Data listing

= = = = = = =

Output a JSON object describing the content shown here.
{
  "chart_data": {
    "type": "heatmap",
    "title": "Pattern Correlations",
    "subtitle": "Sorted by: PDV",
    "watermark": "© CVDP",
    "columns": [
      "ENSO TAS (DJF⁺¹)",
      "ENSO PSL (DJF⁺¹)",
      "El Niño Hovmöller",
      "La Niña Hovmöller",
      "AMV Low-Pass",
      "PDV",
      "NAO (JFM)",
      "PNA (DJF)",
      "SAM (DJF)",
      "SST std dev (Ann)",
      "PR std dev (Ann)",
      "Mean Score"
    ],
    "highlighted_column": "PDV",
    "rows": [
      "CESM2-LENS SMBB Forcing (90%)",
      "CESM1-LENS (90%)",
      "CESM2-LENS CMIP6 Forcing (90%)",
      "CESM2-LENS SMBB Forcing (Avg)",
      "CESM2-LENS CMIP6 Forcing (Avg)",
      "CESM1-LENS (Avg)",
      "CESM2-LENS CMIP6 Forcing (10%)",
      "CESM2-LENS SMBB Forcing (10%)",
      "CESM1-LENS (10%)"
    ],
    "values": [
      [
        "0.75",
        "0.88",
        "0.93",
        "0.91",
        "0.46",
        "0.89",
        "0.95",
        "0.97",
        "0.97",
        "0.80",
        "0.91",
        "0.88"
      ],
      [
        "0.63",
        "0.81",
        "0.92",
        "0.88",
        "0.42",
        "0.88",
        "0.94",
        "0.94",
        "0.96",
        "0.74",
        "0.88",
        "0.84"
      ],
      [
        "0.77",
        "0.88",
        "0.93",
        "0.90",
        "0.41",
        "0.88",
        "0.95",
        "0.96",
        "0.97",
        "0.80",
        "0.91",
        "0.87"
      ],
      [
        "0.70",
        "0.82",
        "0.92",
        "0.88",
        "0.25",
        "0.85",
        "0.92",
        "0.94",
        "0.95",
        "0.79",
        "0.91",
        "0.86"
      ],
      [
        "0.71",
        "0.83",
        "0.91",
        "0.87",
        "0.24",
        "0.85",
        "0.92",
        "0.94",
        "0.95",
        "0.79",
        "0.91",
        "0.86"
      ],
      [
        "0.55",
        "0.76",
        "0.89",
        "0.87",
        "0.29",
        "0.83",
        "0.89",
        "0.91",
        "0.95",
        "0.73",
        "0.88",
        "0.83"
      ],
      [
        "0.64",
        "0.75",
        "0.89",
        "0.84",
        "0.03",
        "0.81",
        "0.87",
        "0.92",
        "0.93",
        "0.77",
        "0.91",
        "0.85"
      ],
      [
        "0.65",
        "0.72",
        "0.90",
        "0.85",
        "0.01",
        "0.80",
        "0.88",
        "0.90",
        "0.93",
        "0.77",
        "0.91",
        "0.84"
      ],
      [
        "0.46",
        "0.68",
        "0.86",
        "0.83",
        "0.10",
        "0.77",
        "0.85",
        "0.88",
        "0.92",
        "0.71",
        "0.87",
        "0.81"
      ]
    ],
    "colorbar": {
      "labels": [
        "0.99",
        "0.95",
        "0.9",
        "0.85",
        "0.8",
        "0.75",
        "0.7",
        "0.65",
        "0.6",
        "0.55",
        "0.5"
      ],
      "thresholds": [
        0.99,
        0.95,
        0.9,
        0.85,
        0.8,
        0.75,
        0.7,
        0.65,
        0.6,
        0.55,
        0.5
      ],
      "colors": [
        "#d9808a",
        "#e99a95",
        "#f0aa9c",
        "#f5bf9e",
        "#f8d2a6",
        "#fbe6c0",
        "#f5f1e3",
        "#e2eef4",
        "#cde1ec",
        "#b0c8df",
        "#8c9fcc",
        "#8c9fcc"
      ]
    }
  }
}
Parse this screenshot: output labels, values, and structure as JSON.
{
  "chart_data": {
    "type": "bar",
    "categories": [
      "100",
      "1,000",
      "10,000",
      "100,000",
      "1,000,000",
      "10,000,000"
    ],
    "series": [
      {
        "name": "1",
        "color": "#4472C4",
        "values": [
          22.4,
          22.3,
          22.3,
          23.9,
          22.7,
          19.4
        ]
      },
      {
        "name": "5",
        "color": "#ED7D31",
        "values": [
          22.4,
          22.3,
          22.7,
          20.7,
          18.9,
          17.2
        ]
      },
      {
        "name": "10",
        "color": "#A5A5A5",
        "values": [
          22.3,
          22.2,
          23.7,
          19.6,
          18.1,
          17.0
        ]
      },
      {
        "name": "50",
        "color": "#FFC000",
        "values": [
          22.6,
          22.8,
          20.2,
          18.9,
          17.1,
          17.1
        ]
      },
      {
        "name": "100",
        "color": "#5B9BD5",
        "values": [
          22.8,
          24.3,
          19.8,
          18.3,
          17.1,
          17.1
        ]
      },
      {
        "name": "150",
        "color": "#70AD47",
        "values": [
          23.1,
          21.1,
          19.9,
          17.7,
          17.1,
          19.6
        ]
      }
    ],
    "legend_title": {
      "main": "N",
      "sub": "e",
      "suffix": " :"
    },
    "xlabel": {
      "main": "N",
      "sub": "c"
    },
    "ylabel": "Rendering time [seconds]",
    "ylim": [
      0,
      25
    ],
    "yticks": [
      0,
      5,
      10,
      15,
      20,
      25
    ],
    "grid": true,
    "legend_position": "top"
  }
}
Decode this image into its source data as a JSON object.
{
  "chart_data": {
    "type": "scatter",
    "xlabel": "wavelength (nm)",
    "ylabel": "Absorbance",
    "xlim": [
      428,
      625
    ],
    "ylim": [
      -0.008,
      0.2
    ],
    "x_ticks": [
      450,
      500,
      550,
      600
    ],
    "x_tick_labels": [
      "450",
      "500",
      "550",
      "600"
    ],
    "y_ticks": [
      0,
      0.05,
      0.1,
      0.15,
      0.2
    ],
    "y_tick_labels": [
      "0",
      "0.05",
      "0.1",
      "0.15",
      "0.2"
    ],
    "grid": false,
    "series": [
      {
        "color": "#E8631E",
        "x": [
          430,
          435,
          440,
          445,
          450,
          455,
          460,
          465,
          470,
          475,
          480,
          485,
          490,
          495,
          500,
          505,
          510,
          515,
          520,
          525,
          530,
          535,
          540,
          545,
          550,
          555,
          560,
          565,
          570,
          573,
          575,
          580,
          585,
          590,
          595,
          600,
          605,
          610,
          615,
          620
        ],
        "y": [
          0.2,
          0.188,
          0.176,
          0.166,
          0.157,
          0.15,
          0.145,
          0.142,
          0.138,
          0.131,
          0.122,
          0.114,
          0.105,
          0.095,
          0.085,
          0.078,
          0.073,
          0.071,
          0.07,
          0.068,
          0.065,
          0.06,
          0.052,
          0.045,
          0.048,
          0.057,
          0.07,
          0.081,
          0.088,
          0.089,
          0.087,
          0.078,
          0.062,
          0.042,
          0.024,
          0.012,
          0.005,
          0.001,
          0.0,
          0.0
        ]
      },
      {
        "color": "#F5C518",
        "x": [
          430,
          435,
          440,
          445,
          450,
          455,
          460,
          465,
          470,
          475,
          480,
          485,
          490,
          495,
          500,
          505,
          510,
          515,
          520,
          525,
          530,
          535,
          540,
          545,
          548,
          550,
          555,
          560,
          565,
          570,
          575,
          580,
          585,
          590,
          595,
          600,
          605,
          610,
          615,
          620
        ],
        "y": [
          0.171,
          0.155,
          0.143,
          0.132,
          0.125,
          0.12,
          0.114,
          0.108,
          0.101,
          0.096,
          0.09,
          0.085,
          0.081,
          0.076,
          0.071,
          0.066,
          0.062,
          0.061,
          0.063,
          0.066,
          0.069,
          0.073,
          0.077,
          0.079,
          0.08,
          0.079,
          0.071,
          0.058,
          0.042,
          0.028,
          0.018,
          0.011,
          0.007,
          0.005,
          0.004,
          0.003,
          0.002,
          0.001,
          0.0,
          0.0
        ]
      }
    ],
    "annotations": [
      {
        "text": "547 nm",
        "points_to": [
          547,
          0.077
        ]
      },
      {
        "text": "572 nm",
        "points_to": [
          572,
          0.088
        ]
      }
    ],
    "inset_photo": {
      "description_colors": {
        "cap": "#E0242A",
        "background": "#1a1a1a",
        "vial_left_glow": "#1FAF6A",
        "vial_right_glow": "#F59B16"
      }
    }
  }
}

= = = = = = =

- TASK DIRECTIONS -
Gather and copy every line of the data in which the string "SMBB" is found.

- EXERCISE SOLUTION -
      "CESM2-LENS SMBB Forcing (90%)",
      "CESM2-LENS SMBB Forcing (Avg)",
      "CESM2-LENS SMBB Forcing (10%)",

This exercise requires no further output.